WHAT YOU SHOULD DO:
Extract all records. Keep each one exact.

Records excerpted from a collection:

────────

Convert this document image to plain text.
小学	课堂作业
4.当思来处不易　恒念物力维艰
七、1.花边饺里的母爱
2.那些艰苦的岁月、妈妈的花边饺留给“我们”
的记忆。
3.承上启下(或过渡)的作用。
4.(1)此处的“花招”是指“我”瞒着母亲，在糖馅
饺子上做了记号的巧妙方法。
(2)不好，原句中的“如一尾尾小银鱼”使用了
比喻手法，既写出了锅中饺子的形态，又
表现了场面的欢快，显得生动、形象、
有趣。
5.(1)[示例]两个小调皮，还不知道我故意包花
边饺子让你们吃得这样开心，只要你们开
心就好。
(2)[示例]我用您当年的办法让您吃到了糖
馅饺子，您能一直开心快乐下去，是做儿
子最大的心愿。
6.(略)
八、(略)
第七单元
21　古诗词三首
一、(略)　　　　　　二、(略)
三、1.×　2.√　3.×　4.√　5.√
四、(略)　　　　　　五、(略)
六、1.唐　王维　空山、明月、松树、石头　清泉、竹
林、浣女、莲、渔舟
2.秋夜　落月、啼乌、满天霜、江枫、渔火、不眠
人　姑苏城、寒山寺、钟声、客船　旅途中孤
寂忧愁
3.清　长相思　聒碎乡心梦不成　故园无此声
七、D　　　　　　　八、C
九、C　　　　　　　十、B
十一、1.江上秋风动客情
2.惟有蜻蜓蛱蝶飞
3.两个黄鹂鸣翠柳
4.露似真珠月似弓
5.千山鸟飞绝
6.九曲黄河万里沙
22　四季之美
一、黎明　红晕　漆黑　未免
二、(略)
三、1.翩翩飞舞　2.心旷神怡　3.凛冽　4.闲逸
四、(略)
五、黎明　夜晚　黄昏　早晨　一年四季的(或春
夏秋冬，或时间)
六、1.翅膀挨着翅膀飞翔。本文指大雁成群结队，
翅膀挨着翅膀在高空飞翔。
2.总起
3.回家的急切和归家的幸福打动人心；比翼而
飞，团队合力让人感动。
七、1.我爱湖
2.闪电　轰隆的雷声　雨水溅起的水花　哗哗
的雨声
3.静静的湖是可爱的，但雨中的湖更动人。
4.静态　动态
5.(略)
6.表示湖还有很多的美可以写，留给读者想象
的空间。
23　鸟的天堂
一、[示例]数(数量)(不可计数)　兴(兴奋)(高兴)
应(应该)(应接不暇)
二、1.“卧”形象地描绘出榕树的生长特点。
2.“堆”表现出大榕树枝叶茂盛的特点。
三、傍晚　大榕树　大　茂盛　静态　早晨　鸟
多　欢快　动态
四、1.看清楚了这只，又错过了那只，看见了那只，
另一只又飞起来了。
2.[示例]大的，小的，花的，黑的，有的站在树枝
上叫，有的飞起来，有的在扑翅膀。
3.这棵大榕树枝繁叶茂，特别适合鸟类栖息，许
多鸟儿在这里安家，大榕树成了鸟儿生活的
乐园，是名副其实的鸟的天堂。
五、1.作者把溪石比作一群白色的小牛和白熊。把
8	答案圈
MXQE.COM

────────

RESPONSE TO THE EXERCISE:
Convert this document image to plain text.
小学	课堂作业
4.当思来处不易　恒念物力维艰
七、1.花边饺里的母爱
2.那些艰苦的岁月、妈妈的花边饺留给“我们”
的记忆。
3.承上启下(或过渡)的作用。
4.(1)此处的“花招”是指“我”瞒着母亲，在糖馅
饺子上做了记号的巧妙方法。
(2)不好，原句中的“如一尾尾小银鱼”使用了
比喻手法，既写出了锅中饺子的形态，又
表现了场面的欢快，显得生动、形象、
有趣。
5.(1)[示例]两个小调皮，还不知道我故意包花
边饺子让你们吃得这样开心，只要你们开
心就好。
(2)[示例]我用您当年的办法让您吃到了糖
馅饺子，您能一直开心快乐下去，是做儿
子最大的心愿。
6.(略)
八、(略)
第七单元
21　古诗词三首
一、(略)　　　　　　二、(略)
三、1.×　2.√　3.×　4.√　5.√
四、(略)　　　　　　五、(略)
六、1.唐　王维　空山、明月、松树、石头　清泉、竹
林、浣女、莲、渔舟
2.秋夜　落月、啼乌、满天霜、江枫、渔火、不眠
人　姑苏城、寒山寺、钟声、客船　旅途中孤
寂忧愁
3.清　长相思　聒碎乡心梦不成　故园无此声
七、D　　　　　　　八、C
九、C　　　　　　　十、B
十一、1.江上秋风动客情
2.惟有蜻蜓蛱蝶飞
3.两个黄鹂鸣翠柳
4.露似真珠月似弓
5.千山鸟飞绝
6.九曲黄河万里沙
22　四季之美
一、黎明　红晕　漆黑　未免
二、(略)
三、1.翩翩飞舞　2.心旷神怡　3.凛冽　4.闲逸
四、(略)
五、黎明　夜晚　黄昏　早晨　一年四季的(或春
夏秋冬，或时间)
六、1.翅膀挨着翅膀飞翔。本文指大雁成群结队，
翅膀挨着翅膀在高空飞翔。
2.总起
3.回家的急切和归家的幸福打动人心；比翼而
飞，团队合力让人感动。
七、1.我爱湖
2.闪电　轰隆的雷声　雨水溅起的水花　哗哗
的雨声
3.静静的湖是可爱的，但雨中的湖更动人。
4.静态　动态
5.(略)
6.表示湖还有很多的美可以写，留给读者想象
的空间。
23　鸟的天堂
一、[示例]数(数量)(不可计数)　兴(兴奋)(高兴)
应(应该)(应接不暇)
二、1.“卧”形象地描绘出榕树的生长特点。
2.“堆”表现出大榕树枝叶茂盛的特点。
三、傍晚　大榕树　大　茂盛　静态　早晨　鸟
多　欢快　动态
四、1.看清楚了这只，又错过了那只，看见了那只，
另一只又飞起来了。
2.[示例]大的，小的，花的，黑的，有的站在树枝
上叫，有的飞起来，有的在扑翅膀。
3.这棵大榕树枝繁叶茂，特别适合鸟类栖息，许
多鸟儿在这里安家，大榕树成了鸟儿生活的
乐园，是名副其实的鸟的天堂。
五、1.作者把溪石比作一群白色的小牛和白熊。把
8	答案圈
MXQE.COM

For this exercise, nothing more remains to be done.